**TASK STATEMENT**
Say the number of lines containing the string "School", and say nothing else.

start THE INPUT

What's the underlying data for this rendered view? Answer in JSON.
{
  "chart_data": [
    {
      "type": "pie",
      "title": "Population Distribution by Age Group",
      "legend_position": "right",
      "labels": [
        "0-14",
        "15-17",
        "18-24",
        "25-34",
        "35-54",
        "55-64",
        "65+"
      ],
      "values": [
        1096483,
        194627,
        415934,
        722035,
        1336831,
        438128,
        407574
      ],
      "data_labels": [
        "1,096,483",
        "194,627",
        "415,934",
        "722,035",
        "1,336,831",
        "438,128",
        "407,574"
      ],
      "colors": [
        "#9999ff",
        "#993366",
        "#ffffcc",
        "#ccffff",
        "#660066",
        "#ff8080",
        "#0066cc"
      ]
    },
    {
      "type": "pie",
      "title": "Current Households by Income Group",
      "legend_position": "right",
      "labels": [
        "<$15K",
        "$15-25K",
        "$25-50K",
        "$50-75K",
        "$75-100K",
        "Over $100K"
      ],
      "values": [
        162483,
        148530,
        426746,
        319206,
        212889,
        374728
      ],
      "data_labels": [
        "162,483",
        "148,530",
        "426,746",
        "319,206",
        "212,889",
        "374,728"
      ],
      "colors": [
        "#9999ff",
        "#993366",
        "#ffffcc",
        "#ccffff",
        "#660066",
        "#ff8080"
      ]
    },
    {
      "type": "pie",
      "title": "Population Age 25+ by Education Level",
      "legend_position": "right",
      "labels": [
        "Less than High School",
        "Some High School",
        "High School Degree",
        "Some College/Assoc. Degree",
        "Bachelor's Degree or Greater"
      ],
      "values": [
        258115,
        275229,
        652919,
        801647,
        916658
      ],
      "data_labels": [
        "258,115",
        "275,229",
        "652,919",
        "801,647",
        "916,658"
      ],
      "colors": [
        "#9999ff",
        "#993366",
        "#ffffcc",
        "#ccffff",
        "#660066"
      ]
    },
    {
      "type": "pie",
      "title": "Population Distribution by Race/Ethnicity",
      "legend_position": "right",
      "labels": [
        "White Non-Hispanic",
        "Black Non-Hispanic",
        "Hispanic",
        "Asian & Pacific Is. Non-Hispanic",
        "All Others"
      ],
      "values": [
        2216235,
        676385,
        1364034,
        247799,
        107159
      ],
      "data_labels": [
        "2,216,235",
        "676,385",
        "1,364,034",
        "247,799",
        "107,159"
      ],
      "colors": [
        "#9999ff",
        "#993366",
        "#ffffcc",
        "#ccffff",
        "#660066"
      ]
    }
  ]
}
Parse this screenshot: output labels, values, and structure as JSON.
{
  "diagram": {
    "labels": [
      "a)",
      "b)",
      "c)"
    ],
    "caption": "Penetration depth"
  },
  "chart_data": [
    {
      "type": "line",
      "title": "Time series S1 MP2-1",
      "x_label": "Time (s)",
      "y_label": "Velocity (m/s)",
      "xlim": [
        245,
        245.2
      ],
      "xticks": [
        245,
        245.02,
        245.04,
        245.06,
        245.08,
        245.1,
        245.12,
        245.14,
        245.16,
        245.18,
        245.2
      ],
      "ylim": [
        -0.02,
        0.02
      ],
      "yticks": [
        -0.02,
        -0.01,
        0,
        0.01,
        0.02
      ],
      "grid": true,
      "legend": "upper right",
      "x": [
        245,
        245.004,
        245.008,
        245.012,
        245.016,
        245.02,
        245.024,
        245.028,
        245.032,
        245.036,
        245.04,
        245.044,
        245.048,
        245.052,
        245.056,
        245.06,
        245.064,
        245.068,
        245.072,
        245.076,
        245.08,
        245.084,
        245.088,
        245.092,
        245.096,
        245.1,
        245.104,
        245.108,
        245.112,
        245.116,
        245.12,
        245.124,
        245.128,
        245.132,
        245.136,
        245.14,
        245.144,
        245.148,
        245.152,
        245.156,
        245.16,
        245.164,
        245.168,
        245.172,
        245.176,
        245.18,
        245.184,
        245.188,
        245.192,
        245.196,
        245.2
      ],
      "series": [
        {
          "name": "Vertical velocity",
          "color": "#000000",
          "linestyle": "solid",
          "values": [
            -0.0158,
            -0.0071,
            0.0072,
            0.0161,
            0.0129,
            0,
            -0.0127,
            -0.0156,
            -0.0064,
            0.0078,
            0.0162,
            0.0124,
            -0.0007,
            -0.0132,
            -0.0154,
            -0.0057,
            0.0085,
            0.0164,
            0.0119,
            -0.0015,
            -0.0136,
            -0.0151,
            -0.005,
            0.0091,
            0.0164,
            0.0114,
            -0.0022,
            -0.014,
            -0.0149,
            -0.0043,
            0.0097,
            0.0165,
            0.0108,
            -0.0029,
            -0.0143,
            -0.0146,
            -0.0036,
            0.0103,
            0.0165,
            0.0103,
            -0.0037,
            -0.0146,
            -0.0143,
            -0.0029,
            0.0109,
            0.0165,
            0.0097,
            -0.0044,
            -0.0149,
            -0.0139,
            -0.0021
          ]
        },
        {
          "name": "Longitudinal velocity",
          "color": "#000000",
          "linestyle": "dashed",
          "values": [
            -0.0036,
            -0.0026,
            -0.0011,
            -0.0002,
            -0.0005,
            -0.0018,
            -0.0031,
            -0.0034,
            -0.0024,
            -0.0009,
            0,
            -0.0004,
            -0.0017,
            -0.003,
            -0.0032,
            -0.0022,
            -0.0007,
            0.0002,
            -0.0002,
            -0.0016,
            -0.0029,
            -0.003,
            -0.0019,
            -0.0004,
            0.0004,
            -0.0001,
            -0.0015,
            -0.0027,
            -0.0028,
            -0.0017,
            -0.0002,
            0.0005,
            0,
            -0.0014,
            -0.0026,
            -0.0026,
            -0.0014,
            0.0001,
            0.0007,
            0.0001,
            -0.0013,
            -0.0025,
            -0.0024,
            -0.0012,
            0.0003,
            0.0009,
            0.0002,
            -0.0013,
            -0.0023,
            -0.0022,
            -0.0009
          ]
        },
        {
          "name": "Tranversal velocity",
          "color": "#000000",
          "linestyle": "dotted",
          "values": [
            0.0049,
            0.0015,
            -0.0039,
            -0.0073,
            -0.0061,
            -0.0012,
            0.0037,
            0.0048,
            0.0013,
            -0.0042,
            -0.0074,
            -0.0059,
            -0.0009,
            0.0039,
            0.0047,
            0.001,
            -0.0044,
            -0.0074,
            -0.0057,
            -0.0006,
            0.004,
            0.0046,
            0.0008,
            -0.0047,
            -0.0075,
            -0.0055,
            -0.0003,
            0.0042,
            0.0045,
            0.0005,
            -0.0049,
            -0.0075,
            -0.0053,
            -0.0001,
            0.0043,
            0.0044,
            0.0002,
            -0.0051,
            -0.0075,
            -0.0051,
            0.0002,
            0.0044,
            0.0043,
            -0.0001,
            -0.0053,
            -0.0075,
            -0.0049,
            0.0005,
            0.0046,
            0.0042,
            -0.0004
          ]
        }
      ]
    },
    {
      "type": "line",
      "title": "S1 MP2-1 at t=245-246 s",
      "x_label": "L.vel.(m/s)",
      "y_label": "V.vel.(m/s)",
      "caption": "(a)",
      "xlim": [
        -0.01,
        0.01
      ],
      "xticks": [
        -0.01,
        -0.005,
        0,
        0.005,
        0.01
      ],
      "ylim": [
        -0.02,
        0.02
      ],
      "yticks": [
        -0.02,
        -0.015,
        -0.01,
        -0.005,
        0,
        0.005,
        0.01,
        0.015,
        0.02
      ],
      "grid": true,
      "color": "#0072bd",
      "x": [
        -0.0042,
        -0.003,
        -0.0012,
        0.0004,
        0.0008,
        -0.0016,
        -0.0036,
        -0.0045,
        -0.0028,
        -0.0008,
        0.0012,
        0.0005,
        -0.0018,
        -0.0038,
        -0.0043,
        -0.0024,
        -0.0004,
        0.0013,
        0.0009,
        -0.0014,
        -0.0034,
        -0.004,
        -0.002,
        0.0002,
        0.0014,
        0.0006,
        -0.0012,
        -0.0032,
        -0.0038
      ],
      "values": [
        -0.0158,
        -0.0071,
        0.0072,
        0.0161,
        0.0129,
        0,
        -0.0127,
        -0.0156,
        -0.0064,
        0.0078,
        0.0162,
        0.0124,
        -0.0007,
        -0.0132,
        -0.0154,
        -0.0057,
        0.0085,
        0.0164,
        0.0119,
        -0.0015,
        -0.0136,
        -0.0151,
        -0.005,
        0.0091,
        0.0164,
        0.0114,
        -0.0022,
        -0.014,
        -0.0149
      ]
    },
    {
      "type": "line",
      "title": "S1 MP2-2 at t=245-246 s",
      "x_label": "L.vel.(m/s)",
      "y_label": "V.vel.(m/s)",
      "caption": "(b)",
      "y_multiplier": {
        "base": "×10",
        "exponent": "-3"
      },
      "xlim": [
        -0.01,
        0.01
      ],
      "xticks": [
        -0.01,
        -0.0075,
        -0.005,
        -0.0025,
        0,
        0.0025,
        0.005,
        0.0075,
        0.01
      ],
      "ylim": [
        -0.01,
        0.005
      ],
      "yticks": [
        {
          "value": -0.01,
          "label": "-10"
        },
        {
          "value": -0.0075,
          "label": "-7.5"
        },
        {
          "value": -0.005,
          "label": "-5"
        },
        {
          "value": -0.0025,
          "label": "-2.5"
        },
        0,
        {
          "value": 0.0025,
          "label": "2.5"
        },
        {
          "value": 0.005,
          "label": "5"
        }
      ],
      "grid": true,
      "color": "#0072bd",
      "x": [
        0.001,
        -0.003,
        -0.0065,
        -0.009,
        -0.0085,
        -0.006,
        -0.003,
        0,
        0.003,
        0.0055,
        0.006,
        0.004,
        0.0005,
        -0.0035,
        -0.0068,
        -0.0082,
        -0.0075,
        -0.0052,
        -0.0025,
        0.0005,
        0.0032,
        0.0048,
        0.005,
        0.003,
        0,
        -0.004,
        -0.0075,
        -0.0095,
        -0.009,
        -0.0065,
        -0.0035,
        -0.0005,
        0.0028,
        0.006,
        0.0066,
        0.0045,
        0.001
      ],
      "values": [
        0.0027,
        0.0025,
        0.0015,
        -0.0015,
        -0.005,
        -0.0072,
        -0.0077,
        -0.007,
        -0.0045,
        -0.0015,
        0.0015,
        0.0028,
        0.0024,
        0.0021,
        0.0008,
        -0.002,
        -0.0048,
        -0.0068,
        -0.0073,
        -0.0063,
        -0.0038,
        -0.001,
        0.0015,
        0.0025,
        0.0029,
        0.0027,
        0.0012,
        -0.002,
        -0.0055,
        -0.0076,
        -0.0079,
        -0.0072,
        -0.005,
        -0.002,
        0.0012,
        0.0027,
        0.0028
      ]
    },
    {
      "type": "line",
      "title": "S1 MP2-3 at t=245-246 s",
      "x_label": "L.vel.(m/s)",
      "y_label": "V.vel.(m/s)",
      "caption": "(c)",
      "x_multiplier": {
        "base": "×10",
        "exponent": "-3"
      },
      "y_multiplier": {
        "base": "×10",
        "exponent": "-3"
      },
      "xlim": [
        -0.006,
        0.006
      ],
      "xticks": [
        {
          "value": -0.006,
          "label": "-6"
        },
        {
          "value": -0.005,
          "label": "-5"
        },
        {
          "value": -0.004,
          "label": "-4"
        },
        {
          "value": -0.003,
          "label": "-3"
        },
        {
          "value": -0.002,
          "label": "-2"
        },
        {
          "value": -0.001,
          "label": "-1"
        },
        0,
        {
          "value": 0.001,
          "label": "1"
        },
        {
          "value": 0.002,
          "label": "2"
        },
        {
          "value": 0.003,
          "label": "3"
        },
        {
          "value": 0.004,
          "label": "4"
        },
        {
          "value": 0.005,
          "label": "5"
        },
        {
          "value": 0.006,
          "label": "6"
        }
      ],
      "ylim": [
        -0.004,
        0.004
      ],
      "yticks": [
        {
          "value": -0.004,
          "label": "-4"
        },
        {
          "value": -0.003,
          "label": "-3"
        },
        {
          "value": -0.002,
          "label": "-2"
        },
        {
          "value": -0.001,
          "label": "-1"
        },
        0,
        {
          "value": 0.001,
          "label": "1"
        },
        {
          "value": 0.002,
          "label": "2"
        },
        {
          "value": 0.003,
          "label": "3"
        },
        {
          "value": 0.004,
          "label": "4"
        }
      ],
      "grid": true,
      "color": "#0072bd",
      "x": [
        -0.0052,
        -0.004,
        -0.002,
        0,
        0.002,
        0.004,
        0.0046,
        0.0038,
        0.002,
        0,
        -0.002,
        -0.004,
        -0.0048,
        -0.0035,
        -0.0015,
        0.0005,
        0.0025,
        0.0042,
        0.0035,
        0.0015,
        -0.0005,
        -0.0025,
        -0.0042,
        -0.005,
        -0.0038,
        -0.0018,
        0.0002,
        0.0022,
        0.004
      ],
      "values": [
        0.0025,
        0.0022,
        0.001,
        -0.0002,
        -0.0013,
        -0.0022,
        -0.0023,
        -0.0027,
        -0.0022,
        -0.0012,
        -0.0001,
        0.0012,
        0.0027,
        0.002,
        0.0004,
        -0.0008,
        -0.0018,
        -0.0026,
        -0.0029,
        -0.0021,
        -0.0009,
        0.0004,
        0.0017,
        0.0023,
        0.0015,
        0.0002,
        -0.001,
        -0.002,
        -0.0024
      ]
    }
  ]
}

end THE INPUT

**OUTPUT OF THE TASK**
3